> **Instructions to follow**
Quote the listing in full, exactly as given, minus any pictures.

[Stored data]

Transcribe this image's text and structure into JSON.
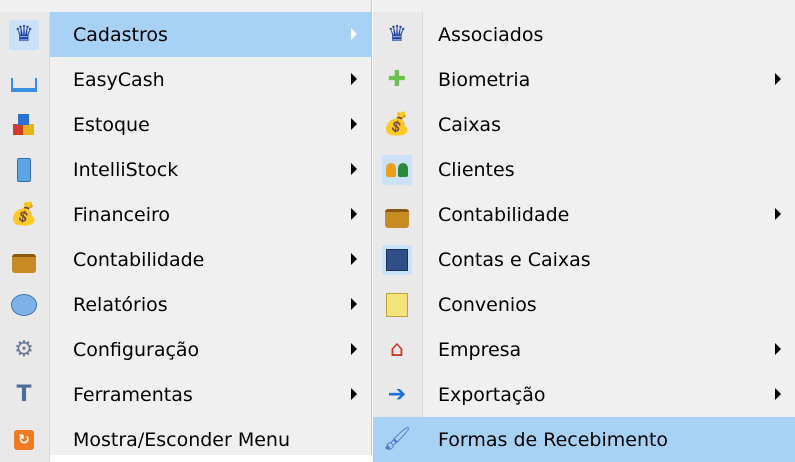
{
  "menu_left": {
    "items": [
      {
        "label": "Cadastros",
        "icon": "user-star-icon",
        "submenu": true,
        "highlighted": true
      },
      {
        "label": "EasyCash",
        "icon": "cash-register-icon",
        "submenu": true
      },
      {
        "label": "Estoque",
        "icon": "boxes-icon",
        "submenu": true
      },
      {
        "label": "IntelliStock",
        "icon": "phone-device-icon",
        "submenu": true
      },
      {
        "label": "Financeiro",
        "icon": "money-bag-icon",
        "submenu": true
      },
      {
        "label": "Contabilidade",
        "icon": "briefcase-icon",
        "submenu": true
      },
      {
        "label": "Relatórios",
        "icon": "pie-chart-icon",
        "submenu": true
      },
      {
        "label": "Configuração",
        "icon": "settings-gear-icon",
        "submenu": true
      },
      {
        "label": "Ferramentas",
        "icon": "hammer-icon",
        "submenu": true
      },
      {
        "label": "Mostra/Esconder Menu",
        "icon": "toggle-menu-icon",
        "submenu": false
      }
    ]
  },
  "menu_right": {
    "items": [
      {
        "label": "Associados",
        "icon": "user-star-icon",
        "submenu": false
      },
      {
        "label": "Biometria",
        "icon": "puzzle-icon",
        "submenu": true
      },
      {
        "label": "Caixas",
        "icon": "money-bag-icon",
        "submenu": false
      },
      {
        "label": "Clientes",
        "icon": "people-icon",
        "submenu": false
      },
      {
        "label": "Contabilidade",
        "icon": "briefcase-icon",
        "submenu": true
      },
      {
        "label": "Contas e Caixas",
        "icon": "ledger-icon",
        "submenu": false
      },
      {
        "label": "Convenios",
        "icon": "note-icon",
        "submenu": false
      },
      {
        "label": "Empresa",
        "icon": "house-icon",
        "submenu": true
      },
      {
        "label": "Exportação",
        "icon": "arrow-right-icon",
        "submenu": true
      },
      {
        "label": "Formas de Recebimento",
        "icon": "brush-icon",
        "submenu": false,
        "highlighted": true
      }
    ]
  },
  "colors": {
    "menu_bg": "#f0f0f0",
    "highlight": "#a8d1f6",
    "gutter": "#e9e9e9"
  }
}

> **Response**
Transcribe this image's text and structure into JSON.
{
  "menu_left": {
    "items": [
      {
        "label": "Cadastros",
        "icon": "user-star-icon",
        "submenu": true,
        "highlighted": true
      },
      {
        "label": "EasyCash",
        "icon": "cash-register-icon",
        "submenu": true
      },
      {
        "label": "Estoque",
        "icon": "boxes-icon",
        "submenu": true
      },
      {
        "label": "IntelliStock",
        "icon": "phone-device-icon",
        "submenu": true
      },
      {
        "label": "Financeiro",
        "icon": "money-bag-icon",
        "submenu": true
      },
      {
        "label": "Contabilidade",
        "icon": "briefcase-icon",
        "submenu": true
      },
      {
        "label": "Relatórios",
        "icon": "pie-chart-icon",
        "submenu": true
      },
      {
        "label": "Configuração",
        "icon": "settings-gear-icon",
        "submenu": true
      },
      {
        "label": "Ferramentas",
        "icon": "hammer-icon",
        "submenu": true
      },
      {
        "label": "Mostra/Esconder Menu",
        "icon": "toggle-menu-icon",
        "submenu": false
      }
    ]
  },
  "menu_right": {
    "items": [
      {
        "label": "Associados",
        "icon": "user-star-icon",
        "submenu": false
      },
      {
        "label": "Biometria",
        "icon": "puzzle-icon",
        "submenu": true
      },
      {
        "label": "Caixas",
        "icon": "money-bag-icon",
        "submenu": false
      },
      {
        "label": "Clientes",
        "icon": "people-icon",
        "submenu": false
      },
      {
        "label": "Contabilidade",
        "icon": "briefcase-icon",
        "submenu": true
      },
      {
        "label": "Contas e Caixas",
        "icon": "ledger-icon",
        "submenu": false
      },
      {
        "label": "Convenios",
        "icon": "note-icon",
        "submenu": false
      },
      {
        "label": "Empresa",
        "icon": "house-icon",
        "submenu": true
      },
      {
        "label": "Exportação",
        "icon": "arrow-right-icon",
        "submenu": true
      },
      {
        "label": "Formas de Recebimento",
        "icon": "brush-icon",
        "submenu": false,
        "highlighted": true
      }
    ]
  },
  "colors": {
    "menu_bg": "#f0f0f0",
    "highlight": "#a8d1f6",
    "gutter": "#e9e9e9"
  }
}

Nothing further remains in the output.